TO DO: Write out the data again in full, exactly as it reads.

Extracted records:
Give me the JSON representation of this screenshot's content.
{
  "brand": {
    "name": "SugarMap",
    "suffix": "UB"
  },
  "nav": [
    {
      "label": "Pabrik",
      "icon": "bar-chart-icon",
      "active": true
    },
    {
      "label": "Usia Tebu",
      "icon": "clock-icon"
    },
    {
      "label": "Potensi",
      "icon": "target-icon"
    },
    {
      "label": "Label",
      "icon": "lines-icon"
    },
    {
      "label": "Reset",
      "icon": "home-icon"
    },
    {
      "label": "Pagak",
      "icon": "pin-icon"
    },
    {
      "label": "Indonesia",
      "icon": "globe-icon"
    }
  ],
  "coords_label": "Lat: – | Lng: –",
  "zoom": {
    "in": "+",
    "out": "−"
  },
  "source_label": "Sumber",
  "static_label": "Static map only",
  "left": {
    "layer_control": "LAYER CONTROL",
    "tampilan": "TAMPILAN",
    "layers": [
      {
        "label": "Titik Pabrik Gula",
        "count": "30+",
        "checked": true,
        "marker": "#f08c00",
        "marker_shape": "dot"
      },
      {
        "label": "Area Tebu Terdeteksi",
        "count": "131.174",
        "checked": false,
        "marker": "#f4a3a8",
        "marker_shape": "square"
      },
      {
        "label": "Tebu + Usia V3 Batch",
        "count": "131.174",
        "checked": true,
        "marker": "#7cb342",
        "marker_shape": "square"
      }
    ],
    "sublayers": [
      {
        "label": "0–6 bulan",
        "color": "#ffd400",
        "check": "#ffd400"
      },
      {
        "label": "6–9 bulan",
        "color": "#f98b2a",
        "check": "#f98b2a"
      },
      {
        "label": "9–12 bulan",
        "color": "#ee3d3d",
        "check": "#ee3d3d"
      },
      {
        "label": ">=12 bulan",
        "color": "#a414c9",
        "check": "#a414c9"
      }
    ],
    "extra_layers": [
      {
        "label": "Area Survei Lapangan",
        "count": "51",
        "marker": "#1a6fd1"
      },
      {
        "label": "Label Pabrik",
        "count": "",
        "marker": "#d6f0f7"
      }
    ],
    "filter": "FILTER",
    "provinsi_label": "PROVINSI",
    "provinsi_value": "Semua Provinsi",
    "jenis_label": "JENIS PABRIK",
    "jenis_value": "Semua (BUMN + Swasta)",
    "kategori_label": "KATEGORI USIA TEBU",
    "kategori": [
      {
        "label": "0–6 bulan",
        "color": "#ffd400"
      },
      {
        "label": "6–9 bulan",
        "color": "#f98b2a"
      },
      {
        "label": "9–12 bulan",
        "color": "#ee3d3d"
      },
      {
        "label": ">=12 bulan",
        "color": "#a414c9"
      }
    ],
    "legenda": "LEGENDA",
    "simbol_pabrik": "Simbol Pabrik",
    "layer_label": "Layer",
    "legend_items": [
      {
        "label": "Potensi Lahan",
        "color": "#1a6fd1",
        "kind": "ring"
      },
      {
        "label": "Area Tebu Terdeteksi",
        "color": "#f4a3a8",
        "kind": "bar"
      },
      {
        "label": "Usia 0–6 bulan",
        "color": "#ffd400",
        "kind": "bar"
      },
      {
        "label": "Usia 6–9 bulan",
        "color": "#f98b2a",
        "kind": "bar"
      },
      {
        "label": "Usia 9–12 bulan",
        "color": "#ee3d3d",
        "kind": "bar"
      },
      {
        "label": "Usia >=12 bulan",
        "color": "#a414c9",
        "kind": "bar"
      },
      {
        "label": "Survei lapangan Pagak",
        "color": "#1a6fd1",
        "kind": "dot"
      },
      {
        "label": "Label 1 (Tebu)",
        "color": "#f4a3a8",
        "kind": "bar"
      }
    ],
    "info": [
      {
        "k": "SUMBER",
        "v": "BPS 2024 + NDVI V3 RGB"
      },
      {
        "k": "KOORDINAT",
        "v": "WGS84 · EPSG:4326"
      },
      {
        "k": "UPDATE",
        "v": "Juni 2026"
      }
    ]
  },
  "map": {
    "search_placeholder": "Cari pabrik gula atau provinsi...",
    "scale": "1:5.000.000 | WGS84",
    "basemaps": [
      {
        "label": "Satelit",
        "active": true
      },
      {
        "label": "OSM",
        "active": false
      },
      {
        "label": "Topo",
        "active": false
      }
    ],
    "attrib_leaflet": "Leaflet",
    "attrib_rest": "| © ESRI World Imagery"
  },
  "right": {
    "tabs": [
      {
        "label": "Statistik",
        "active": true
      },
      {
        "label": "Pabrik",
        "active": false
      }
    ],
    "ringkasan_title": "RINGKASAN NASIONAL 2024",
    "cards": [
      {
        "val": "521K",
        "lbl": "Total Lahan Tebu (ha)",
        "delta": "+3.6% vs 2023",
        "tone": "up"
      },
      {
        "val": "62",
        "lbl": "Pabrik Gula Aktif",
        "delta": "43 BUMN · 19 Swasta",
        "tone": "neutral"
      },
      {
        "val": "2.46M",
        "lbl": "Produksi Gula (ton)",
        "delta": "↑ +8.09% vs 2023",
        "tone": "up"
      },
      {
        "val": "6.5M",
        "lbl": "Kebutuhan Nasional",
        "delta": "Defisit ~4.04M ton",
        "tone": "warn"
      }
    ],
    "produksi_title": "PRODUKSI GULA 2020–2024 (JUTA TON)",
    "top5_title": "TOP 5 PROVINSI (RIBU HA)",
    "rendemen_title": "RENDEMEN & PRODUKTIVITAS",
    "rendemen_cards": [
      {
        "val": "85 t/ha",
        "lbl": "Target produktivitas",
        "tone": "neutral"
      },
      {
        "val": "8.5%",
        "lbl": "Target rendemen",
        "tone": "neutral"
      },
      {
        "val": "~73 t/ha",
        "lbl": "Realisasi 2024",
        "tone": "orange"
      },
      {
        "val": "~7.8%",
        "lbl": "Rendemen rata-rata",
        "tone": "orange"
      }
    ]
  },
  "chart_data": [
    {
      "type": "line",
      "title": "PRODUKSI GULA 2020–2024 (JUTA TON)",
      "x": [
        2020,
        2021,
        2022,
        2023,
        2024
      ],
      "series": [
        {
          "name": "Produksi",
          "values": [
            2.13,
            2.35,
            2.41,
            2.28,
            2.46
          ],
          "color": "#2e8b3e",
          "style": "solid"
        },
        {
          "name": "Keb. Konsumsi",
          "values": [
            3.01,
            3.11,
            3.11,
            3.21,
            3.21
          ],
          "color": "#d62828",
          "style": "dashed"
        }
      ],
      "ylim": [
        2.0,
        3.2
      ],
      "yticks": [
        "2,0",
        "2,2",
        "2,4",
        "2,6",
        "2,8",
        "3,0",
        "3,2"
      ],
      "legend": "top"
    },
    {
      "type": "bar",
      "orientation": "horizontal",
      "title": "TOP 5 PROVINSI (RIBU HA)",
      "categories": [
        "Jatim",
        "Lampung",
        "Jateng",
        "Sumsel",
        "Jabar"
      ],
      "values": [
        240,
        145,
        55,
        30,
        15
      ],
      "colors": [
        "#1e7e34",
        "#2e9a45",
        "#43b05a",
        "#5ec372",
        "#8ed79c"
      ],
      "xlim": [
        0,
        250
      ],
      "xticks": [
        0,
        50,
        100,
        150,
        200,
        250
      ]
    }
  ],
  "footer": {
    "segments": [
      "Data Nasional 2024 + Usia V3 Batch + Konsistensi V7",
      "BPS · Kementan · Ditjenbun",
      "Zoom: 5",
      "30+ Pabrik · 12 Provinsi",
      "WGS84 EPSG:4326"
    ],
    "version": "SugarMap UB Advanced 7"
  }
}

RESPONSE TO THIS EXERCISE:
Give me the JSON representation of this screenshot's content.
{
  "brand": {
    "name": "SugarMap",
    "suffix": "UB"
  },
  "nav": [
    {
      "label": "Pabrik",
      "icon": "bar-chart-icon",
      "active": true
    },
    {
      "label": "Usia Tebu",
      "icon": "clock-icon"
    },
    {
      "label": "Potensi",
      "icon": "target-icon"
    },
    {
      "label": "Label",
      "icon": "lines-icon"
    },
    {
      "label": "Reset",
      "icon": "home-icon"
    },
    {
      "label": "Pagak",
      "icon": "pin-icon"
    },
    {
      "label": "Indonesia",
      "icon": "globe-icon"
    }
  ],
  "coords_label": "Lat: – | Lng: –",
  "zoom": {
    "in": "+",
    "out": "−"
  },
  "source_label": "Sumber",
  "static_label": "Static map only",
  "left": {
    "layer_control": "LAYER CONTROL",
    "tampilan": "TAMPILAN",
    "layers": [
      {
        "label": "Titik Pabrik Gula",
        "count": "30+",
        "checked": true,
        "marker": "#f08c00",
        "marker_shape": "dot"
      },
      {
        "label": "Area Tebu Terdeteksi",
        "count": "131.174",
        "checked": false,
        "marker": "#f4a3a8",
        "marker_shape": "square"
      },
      {
        "label": "Tebu + Usia V3 Batch",
        "count": "131.174",
        "checked": true,
        "marker": "#7cb342",
        "marker_shape": "square"
      }
    ],
    "sublayers": [
      {
        "label": "0–6 bulan",
        "color": "#ffd400",
        "check": "#ffd400"
      },
      {
        "label": "6–9 bulan",
        "color": "#f98b2a",
        "check": "#f98b2a"
      },
      {
        "label": "9–12 bulan",
        "color": "#ee3d3d",
        "check": "#ee3d3d"
      },
      {
        "label": ">=12 bulan",
        "color": "#a414c9",
        "check": "#a414c9"
      }
    ],
    "extra_layers": [
      {
        "label": "Area Survei Lapangan",
        "count": "51",
        "marker": "#1a6fd1"
      },
      {
        "label": "Label Pabrik",
        "count": "",
        "marker": "#d6f0f7"
      }
    ],
    "filter": "FILTER",
    "provinsi_label": "PROVINSI",
    "provinsi_value": "Semua Provinsi",
    "jenis_label": "JENIS PABRIK",
    "jenis_value": "Semua (BUMN + Swasta)",
    "kategori_label": "KATEGORI USIA TEBU",
    "kategori": [
      {
        "label": "0–6 bulan",
        "color": "#ffd400"
      },
      {
        "label": "6–9 bulan",
        "color": "#f98b2a"
      },
      {
        "label": "9–12 bulan",
        "color": "#ee3d3d"
      },
      {
        "label": ">=12 bulan",
        "color": "#a414c9"
      }
    ],
    "legenda": "LEGENDA",
    "simbol_pabrik": "Simbol Pabrik",
    "layer_label": "Layer",
    "legend_items": [
      {
        "label": "Potensi Lahan",
        "color": "#1a6fd1",
        "kind": "ring"
      },
      {
        "label": "Area Tebu Terdeteksi",
        "color": "#f4a3a8",
        "kind": "bar"
      },
      {
        "label": "Usia 0–6 bulan",
        "color": "#ffd400",
        "kind": "bar"
      },
      {
        "label": "Usia 6–9 bulan",
        "color": "#f98b2a",
        "kind": "bar"
      },
      {
        "label": "Usia 9–12 bulan",
        "color": "#ee3d3d",
        "kind": "bar"
      },
      {
        "label": "Usia >=12 bulan",
        "color": "#a414c9",
        "kind": "bar"
      },
      {
        "label": "Survei lapangan Pagak",
        "color": "#1a6fd1",
        "kind": "dot"
      },
      {
        "label": "Label 1 (Tebu)",
        "color": "#f4a3a8",
        "kind": "bar"
      }
    ],
    "info": [
      {
        "k": "SUMBER",
        "v": "BPS 2024 + NDVI V3 RGB"
      },
      {
        "k": "KOORDINAT",
        "v": "WGS84 · EPSG:4326"
      },
      {
        "k": "UPDATE",
        "v": "Juni 2026"
      }
    ]
  },
  "map": {
    "search_placeholder": "Cari pabrik gula atau provinsi...",
    "scale": "1:5.000.000 | WGS84",
    "basemaps": [
      {
        "label": "Satelit",
        "active": true
      },
      {
        "label": "OSM",
        "active": false
      },
      {
        "label": "Topo",
        "active": false
      }
    ],
    "attrib_leaflet": "Leaflet",
    "attrib_rest": "| © ESRI World Imagery"
  },
  "right": {
    "tabs": [
      {
        "label": "Statistik",
        "active": true
      },
      {
        "label": "Pabrik",
        "active": false
      }
    ],
    "ringkasan_title": "RINGKASAN NASIONAL 2024",
    "cards": [
      {
        "val": "521K",
        "lbl": "Total Lahan Tebu (ha)",
        "delta": "+3.6% vs 2023",
        "tone": "up"
      },
      {
        "val": "62",
        "lbl": "Pabrik Gula Aktif",
        "delta": "43 BUMN · 19 Swasta",
        "tone": "neutral"
      },
      {
        "val": "2.46M",
        "lbl": "Produksi Gula (ton)",
        "delta": "↑ +8.09% vs 2023",
        "tone": "up"
      },
      {
        "val": "6.5M",
        "lbl": "Kebutuhan Nasional",
        "delta": "Defisit ~4.04M ton",
        "tone": "warn"
      }
    ],
    "produksi_title": "PRODUKSI GULA 2020–2024 (JUTA TON)",
    "top5_title": "TOP 5 PROVINSI (RIBU HA)",
    "rendemen_title": "RENDEMEN & PRODUKTIVITAS",
    "rendemen_cards": [
      {
        "val": "85 t/ha",
        "lbl": "Target produktivitas",
        "tone": "neutral"
      },
      {
        "val": "8.5%",
        "lbl": "Target rendemen",
        "tone": "neutral"
      },
      {
        "val": "~73 t/ha",
        "lbl": "Realisasi 2024",
        "tone": "orange"
      },
      {
        "val": "~7.8%",
        "lbl": "Rendemen rata-rata",
        "tone": "orange"
      }
    ]
  },
  "chart_data": [
    {
      "type": "line",
      "title": "PRODUKSI GULA 2020–2024 (JUTA TON)",
      "x": [
        2020,
        2021,
        2022,
        2023,
        2024
      ],
      "series": [
        {
          "name": "Produksi",
          "values": [
            2.13,
            2.35,
            2.41,
            2.28,
            2.46
          ],
          "color": "#2e8b3e",
          "style": "solid"
        },
        {
          "name": "Keb. Konsumsi",
          "values": [
            3.01,
            3.11,
            3.11,
            3.21,
            3.21
          ],
          "color": "#d62828",
          "style": "dashed"
        }
      ],
      "ylim": [
        2.0,
        3.2
      ],
      "yticks": [
        "2,0",
        "2,2",
        "2,4",
        "2,6",
        "2,8",
        "3,0",
        "3,2"
      ],
      "legend": "top"
    },
    {
      "type": "bar",
      "orientation": "horizontal",
      "title": "TOP 5 PROVINSI (RIBU HA)",
      "categories": [
        "Jatim",
        "Lampung",
        "Jateng",
        "Sumsel",
        "Jabar"
      ],
      "values": [
        240,
        145,
        55,
        30,
        15
      ],
      "colors": [
        "#1e7e34",
        "#2e9a45",
        "#43b05a",
        "#5ec372",
        "#8ed79c"
      ],
      "xlim": [
        0,
        250
      ],
      "xticks": [
        0,
        50,
        100,
        150,
        200,
        250
      ]
    }
  ],
  "footer": {
    "segments": [
      "Data Nasional 2024 + Usia V3 Batch + Konsistensi V7",
      "BPS · Kementan · Ditjenbun",
      "Zoom: 5",
      "30+ Pabrik · 12 Provinsi",
      "WGS84 EPSG:4326"
    ],
    "version": "SugarMap UB Advanced 7"
  }
}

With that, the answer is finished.